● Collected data
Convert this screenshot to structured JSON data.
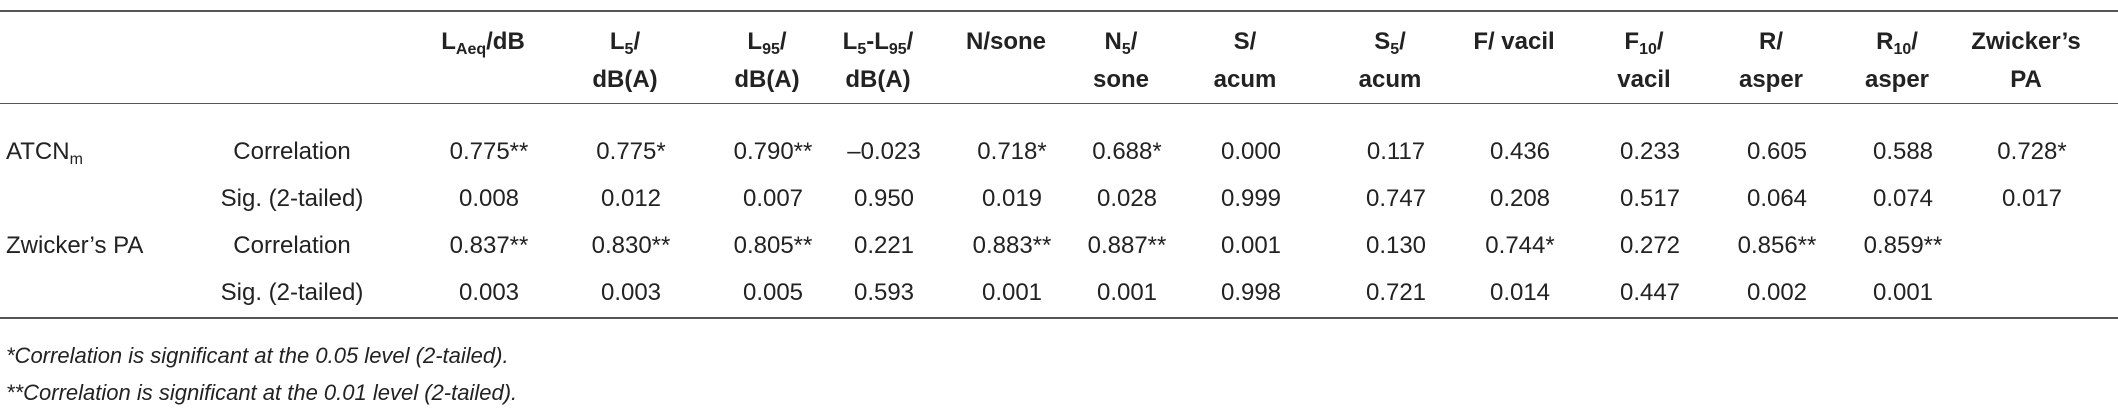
{
  "table": {
    "columns": [
      [
        [
          "L",
          {
            "sub": "Aeq"
          },
          "/dB"
        ]
      ],
      [
        [
          "L",
          {
            "sub": "5"
          },
          "/"
        ],
        [
          "dB(A)"
        ]
      ],
      [
        [
          "L",
          {
            "sub": "95"
          },
          "/"
        ],
        [
          "dB(A)"
        ]
      ],
      [
        [
          "L",
          {
            "sub": "5"
          },
          "-L",
          {
            "sub": "95"
          },
          "/"
        ],
        [
          "dB(A)"
        ]
      ],
      [
        [
          "N/sone"
        ]
      ],
      [
        [
          "N",
          {
            "sub": "5"
          },
          "/"
        ],
        [
          "sone"
        ]
      ],
      [
        [
          "S/"
        ],
        [
          "acum"
        ]
      ],
      [
        [
          "S",
          {
            "sub": "5"
          },
          "/"
        ],
        [
          "acum"
        ]
      ],
      [
        [
          "F/ vacil"
        ]
      ],
      [
        [
          "F",
          {
            "sub": "10"
          },
          "/"
        ],
        [
          "vacil"
        ]
      ],
      [
        [
          "R/"
        ],
        [
          "asper"
        ]
      ],
      [
        [
          "R",
          {
            "sub": "10"
          },
          "/"
        ],
        [
          "asper"
        ]
      ],
      [
        [
          "Zwicker’s"
        ],
        [
          "PA"
        ]
      ]
    ],
    "groups": [
      {
        "label": [
          "ATCN",
          {
            "sub": "m"
          }
        ],
        "rows": [
          {
            "stat": "Correlation",
            "cells": [
              "0.775**",
              "0.775*",
              "0.790**",
              "–0.023",
              "0.718*",
              "0.688*",
              "0.000",
              "0.117",
              "0.436",
              "0.233",
              "0.605",
              "0.588",
              "0.728*"
            ]
          },
          {
            "stat": "Sig. (2-tailed)",
            "cells": [
              "0.008",
              "0.012",
              "0.007",
              "0.950",
              "0.019",
              "0.028",
              "0.999",
              "0.747",
              "0.208",
              "0.517",
              "0.064",
              "0.074",
              "0.017"
            ]
          }
        ]
      },
      {
        "label": [
          "Zwicker’s PA"
        ],
        "rows": [
          {
            "stat": "Correlation",
            "cells": [
              "0.837**",
              "0.830**",
              "0.805**",
              "0.221",
              "0.883**",
              "0.887**",
              "0.001",
              "0.130",
              "0.744*",
              "0.272",
              "0.856**",
              "0.859**"
            ]
          },
          {
            "stat": "Sig. (2-tailed)",
            "cells": [
              "0.003",
              "0.003",
              "0.005",
              "0.593",
              "0.001",
              "0.001",
              "0.998",
              "0.721",
              "0.014",
              "0.447",
              "0.002",
              "0.001"
            ]
          }
        ]
      }
    ],
    "footnotes": [
      "*Correlation is significant at the 0.05 level (2-tailed).",
      "**Correlation is significant at the 0.01 level (2-tailed)."
    ]
  }
}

● What is required
Pull out all lines containing "level".

● Complete answer
      "*Correlation is significant at the 0.05 level (2-tailed).",
      "**Correlation is significant at the 0.01 level (2-tailed)."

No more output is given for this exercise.